_Given text_
In Get Some Guts, Coach!, Jackson writes:
"It is essential to recommit to what coaching is and what it isn't, and align our work to what's happening smack-dab in the classrooms every day . . . I know this to be true: there is no coaching activity or task completed that will trump the return on investment of getting into a classroom and supporting a teacher before, during, and after instruction."Jackson created a table to support her characterization of coaching, describing what coaching is as well as what coaching is not. See below.
Coaching is . . .
- Individualized to each teacher
- Improving the quality of instruction
- Improving the effect of the instruction on student performance
- Professional development
- Diagnosing teacher needs, based upon student data
- Focusing on specific teaching skills
- Face-to-face
- Communicating care and serving as an example to teachers
- Providing positive feedback
- Providing corrective feedback
- Modeling
- In the classroom
Coaching isn't . . .

_Source material_

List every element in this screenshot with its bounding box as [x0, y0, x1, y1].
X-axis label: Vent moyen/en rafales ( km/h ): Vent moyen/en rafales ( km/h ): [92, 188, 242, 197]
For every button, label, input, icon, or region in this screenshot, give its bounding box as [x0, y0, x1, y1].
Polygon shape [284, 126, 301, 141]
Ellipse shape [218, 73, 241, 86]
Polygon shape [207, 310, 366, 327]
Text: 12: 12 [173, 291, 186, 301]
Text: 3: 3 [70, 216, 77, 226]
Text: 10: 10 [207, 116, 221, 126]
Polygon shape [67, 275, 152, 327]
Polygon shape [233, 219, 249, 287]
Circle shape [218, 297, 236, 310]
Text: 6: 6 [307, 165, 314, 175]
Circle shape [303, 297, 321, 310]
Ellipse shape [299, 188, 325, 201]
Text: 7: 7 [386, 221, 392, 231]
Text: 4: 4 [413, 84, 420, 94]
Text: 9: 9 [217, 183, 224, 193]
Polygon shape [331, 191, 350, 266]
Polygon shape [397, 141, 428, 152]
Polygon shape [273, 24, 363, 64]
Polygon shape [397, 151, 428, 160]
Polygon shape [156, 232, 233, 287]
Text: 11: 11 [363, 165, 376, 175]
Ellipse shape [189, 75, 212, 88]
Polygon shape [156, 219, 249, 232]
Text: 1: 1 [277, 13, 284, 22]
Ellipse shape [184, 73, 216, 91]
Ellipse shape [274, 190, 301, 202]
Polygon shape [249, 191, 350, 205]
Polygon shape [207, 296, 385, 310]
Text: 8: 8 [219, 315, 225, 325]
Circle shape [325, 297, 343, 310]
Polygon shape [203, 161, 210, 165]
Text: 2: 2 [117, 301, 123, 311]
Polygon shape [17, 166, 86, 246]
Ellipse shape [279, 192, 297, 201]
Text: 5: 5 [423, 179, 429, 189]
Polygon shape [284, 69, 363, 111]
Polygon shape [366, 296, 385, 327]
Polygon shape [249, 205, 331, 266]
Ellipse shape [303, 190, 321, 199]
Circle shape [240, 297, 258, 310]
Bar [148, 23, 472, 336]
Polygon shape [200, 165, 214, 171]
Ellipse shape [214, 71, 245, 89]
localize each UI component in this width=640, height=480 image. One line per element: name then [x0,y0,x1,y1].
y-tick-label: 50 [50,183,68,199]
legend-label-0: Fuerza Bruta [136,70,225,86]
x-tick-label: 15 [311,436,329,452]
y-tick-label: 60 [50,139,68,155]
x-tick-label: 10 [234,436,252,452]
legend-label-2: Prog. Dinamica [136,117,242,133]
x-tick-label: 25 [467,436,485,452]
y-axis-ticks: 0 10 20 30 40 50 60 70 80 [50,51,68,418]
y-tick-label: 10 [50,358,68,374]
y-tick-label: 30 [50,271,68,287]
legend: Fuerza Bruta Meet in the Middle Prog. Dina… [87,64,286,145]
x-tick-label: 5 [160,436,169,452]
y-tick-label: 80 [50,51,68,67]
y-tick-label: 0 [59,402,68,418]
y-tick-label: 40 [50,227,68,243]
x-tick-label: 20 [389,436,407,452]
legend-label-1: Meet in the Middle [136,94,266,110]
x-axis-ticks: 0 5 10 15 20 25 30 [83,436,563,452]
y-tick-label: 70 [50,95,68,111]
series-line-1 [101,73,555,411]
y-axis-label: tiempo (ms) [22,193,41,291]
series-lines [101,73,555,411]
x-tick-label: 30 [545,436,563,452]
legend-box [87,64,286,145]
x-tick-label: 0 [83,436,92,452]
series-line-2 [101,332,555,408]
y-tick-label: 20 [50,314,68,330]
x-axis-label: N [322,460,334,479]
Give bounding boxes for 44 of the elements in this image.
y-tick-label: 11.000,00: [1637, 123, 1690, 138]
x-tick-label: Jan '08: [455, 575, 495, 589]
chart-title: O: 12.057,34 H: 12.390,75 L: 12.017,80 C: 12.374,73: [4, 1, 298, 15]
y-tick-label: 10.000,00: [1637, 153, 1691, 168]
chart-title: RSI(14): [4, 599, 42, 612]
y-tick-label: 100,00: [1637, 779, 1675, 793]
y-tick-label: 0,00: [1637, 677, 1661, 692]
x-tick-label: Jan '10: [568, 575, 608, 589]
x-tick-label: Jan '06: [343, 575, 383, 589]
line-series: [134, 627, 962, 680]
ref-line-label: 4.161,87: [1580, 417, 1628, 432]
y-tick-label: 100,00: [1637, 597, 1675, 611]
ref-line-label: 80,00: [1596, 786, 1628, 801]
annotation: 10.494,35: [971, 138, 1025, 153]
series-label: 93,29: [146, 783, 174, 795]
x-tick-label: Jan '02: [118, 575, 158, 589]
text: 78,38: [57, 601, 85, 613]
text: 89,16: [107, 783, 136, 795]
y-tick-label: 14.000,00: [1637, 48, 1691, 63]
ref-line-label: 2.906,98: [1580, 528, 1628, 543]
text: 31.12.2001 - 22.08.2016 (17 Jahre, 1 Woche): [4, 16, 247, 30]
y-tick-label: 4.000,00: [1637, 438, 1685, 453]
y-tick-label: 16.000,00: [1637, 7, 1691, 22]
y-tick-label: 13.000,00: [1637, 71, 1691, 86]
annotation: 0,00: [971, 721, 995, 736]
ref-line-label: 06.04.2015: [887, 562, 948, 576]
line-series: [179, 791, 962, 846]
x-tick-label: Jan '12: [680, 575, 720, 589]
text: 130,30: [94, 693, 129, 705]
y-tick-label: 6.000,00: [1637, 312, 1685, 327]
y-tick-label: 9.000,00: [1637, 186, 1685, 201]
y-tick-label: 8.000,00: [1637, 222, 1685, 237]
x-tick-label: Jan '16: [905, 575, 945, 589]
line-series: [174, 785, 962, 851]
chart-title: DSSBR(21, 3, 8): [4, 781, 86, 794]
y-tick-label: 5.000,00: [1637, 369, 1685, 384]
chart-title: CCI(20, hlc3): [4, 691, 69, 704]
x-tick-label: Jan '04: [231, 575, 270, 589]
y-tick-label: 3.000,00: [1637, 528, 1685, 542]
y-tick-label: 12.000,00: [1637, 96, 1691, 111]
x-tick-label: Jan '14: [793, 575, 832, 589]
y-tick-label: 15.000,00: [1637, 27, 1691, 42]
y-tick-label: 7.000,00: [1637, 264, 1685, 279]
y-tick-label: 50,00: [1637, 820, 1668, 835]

_Work item A_
Translate into Spanish this sentence from the passage on coaching: "Jackson created a table to support her characterization of coaching, describing what coaching is as well as what coaching is not."
_Work item B_
Duplicate word for word the part of the passage on coaching starting with "- Individualized to" and going on through "Coaching isn't . . .".

_Exercise answer A_
Jackson creó una tabla para respaldar su caracterización del coaching, en la que describe lo que es el coaching y también lo que no es.

_Exercise answer B_
- Individualized to each teacher
- Improving the quality of instruction
- Improving the effect of the instruction on student performance
- Professional development
- Diagnosing teacher needs, based upon student data
- Focusing on specific teaching skills
- Face-to-face
- Communicating care and serving as an example to teachers
- Providing positive feedback
- Providing corrective feedback
- Modeling
- In the classroom
Coaching isn't . . .